* [What is being asked] Give a verbatim quotation of every record.

* [Data section]
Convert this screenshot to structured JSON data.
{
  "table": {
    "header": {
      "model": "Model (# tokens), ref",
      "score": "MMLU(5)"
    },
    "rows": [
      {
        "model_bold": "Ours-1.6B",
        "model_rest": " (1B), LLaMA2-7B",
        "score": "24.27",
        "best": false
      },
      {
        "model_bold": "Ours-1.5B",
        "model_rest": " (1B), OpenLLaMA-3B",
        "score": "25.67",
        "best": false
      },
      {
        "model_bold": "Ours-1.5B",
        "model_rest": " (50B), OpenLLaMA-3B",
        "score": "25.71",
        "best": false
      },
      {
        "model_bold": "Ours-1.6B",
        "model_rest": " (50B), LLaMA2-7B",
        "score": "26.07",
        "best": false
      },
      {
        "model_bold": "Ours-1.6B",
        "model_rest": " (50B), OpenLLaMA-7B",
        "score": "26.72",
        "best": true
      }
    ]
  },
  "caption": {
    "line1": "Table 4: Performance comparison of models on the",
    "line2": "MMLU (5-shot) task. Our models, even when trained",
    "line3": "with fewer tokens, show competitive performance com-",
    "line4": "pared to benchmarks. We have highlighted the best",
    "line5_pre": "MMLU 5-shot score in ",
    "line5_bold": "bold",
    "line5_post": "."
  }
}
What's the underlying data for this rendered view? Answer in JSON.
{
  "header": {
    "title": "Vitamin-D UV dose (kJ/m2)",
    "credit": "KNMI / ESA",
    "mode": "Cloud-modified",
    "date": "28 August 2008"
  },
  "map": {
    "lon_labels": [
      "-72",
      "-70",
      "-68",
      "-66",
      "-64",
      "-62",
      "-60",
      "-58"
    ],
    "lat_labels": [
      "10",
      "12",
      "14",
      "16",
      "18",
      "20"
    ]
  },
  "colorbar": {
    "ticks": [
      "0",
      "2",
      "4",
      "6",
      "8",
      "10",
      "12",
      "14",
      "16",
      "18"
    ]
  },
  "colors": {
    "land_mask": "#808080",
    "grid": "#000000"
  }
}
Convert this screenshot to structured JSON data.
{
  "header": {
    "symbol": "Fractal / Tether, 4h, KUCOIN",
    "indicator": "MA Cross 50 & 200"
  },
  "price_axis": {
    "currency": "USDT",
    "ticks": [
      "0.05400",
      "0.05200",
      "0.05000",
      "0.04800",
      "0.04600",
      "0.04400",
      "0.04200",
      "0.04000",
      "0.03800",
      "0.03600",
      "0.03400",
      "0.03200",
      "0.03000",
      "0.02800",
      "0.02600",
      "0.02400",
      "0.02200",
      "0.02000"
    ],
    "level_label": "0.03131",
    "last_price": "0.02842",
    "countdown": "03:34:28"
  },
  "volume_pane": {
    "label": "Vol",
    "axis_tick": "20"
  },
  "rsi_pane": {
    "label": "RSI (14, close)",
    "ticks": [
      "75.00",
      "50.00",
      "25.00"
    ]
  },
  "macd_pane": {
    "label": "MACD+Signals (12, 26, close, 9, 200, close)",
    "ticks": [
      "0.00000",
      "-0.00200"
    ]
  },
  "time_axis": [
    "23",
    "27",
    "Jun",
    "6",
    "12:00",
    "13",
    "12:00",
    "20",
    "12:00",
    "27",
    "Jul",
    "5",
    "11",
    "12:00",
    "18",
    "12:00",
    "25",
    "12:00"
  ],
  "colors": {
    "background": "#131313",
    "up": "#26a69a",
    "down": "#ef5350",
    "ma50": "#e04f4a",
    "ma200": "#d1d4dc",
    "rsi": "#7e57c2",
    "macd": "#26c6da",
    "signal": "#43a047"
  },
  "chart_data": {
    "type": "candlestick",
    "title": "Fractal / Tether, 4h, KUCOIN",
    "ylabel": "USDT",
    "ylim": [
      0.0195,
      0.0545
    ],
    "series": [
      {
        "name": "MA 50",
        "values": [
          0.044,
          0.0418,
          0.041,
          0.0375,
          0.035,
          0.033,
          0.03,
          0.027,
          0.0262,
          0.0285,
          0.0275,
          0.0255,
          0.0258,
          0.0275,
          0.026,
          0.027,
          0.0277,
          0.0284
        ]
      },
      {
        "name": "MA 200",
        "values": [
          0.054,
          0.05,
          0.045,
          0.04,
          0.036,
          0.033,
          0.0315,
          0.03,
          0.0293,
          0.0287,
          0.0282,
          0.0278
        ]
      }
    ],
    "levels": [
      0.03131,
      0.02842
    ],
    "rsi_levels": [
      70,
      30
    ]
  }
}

* [Solution to the exercise]
Convert this screenshot to structured JSON data.
{
  "table": {
    "header": {
      "model": "Model (# tokens), ref",
      "score": "MMLU(5)"
    },
    "rows": [
      {
        "model_bold": "Ours-1.6B",
        "model_rest": " (1B), LLaMA2-7B",
        "score": "24.27",
        "best": false
      },
      {
        "model_bold": "Ours-1.5B",
        "model_rest": " (1B), OpenLLaMA-3B",
        "score": "25.67",
        "best": false
      },
      {
        "model_bold": "Ours-1.5B",
        "model_rest": " (50B), OpenLLaMA-3B",
        "score": "25.71",
        "best": false
      },
      {
        "model_bold": "Ours-1.6B",
        "model_rest": " (50B), LLaMA2-7B",
        "score": "26.07",
        "best": false
      },
      {
        "model_bold": "Ours-1.6B",
        "model_rest": " (50B), OpenLLaMA-7B",
        "score": "26.72",
        "best": true
      }
    ]
  },
  "caption": {
    "line1": "Table 4: Performance comparison of models on the",
    "line2": "MMLU (5-shot) task. Our models, even when trained",
    "line3": "with fewer tokens, show competitive performance com-",
    "line4": "pared to benchmarks. We have highlighted the best",
    "line5_pre": "MMLU 5-shot score in ",
    "line5_bold": "bold",
    "line5_post": "."
  }
}
What's the underlying data for this rendered view? Answer in JSON.
{
  "header": {
    "title": "Vitamin-D UV dose (kJ/m2)",
    "credit": "KNMI / ESA",
    "mode": "Cloud-modified",
    "date": "28 August 2008"
  },
  "map": {
    "lon_labels": [
      "-72",
      "-70",
      "-68",
      "-66",
      "-64",
      "-62",
      "-60",
      "-58"
    ],
    "lat_labels": [
      "10",
      "12",
      "14",
      "16",
      "18",
      "20"
    ]
  },
  "colorbar": {
    "ticks": [
      "0",
      "2",
      "4",
      "6",
      "8",
      "10",
      "12",
      "14",
      "16",
      "18"
    ]
  },
  "colors": {
    "land_mask": "#808080",
    "grid": "#000000"
  }
}
Convert this screenshot to structured JSON data.
{
  "header": {
    "symbol": "Fractal / Tether, 4h, KUCOIN",
    "indicator": "MA Cross 50 & 200"
  },
  "price_axis": {
    "currency": "USDT",
    "ticks": [
      "0.05400",
      "0.05200",
      "0.05000",
      "0.04800",
      "0.04600",
      "0.04400",
      "0.04200",
      "0.04000",
      "0.03800",
      "0.03600",
      "0.03400",
      "0.03200",
      "0.03000",
      "0.02800",
      "0.02600",
      "0.02400",
      "0.02200",
      "0.02000"
    ],
    "level_label": "0.03131",
    "last_price": "0.02842",
    "countdown": "03:34:28"
  },
  "volume_pane": {
    "label": "Vol",
    "axis_tick": "20"
  },
  "rsi_pane": {
    "label": "RSI (14, close)",
    "ticks": [
      "75.00",
      "50.00",
      "25.00"
    ]
  },
  "macd_pane": {
    "label": "MACD+Signals (12, 26, close, 9, 200, close)",
    "ticks": [
      "0.00000",
      "-0.00200"
    ]
  },
  "time_axis": [
    "23",
    "27",
    "Jun",
    "6",
    "12:00",
    "13",
    "12:00",
    "20",
    "12:00",
    "27",
    "Jul",
    "5",
    "11",
    "12:00",
    "18",
    "12:00",
    "25",
    "12:00"
  ],
  "colors": {
    "background": "#131313",
    "up": "#26a69a",
    "down": "#ef5350",
    "ma50": "#e04f4a",
    "ma200": "#d1d4dc",
    "rsi": "#7e57c2",
    "macd": "#26c6da",
    "signal": "#43a047"
  },
  "chart_data": {
    "type": "candlestick",
    "title": "Fractal / Tether, 4h, KUCOIN",
    "ylabel": "USDT",
    "ylim": [
      0.0195,
      0.0545
    ],
    "series": [
      {
        "name": "MA 50",
        "values": [
          0.044,
          0.0418,
          0.041,
          0.0375,
          0.035,
          0.033,
          0.03,
          0.027,
          0.0262,
          0.0285,
          0.0275,
          0.0255,
          0.0258,
          0.0275,
          0.026,
          0.027,
          0.0277,
          0.0284
        ]
      },
      {
        "name": "MA 200",
        "values": [
          0.054,
          0.05,
          0.045,
          0.04,
          0.036,
          0.033,
          0.0315,
          0.03,
          0.0293,
          0.0287,
          0.0282,
          0.0278
        ]
      }
    ],
    "levels": [
      0.03131,
      0.02842
    ],
    "rsi_levels": [
      70,
      30
    ]
  }
}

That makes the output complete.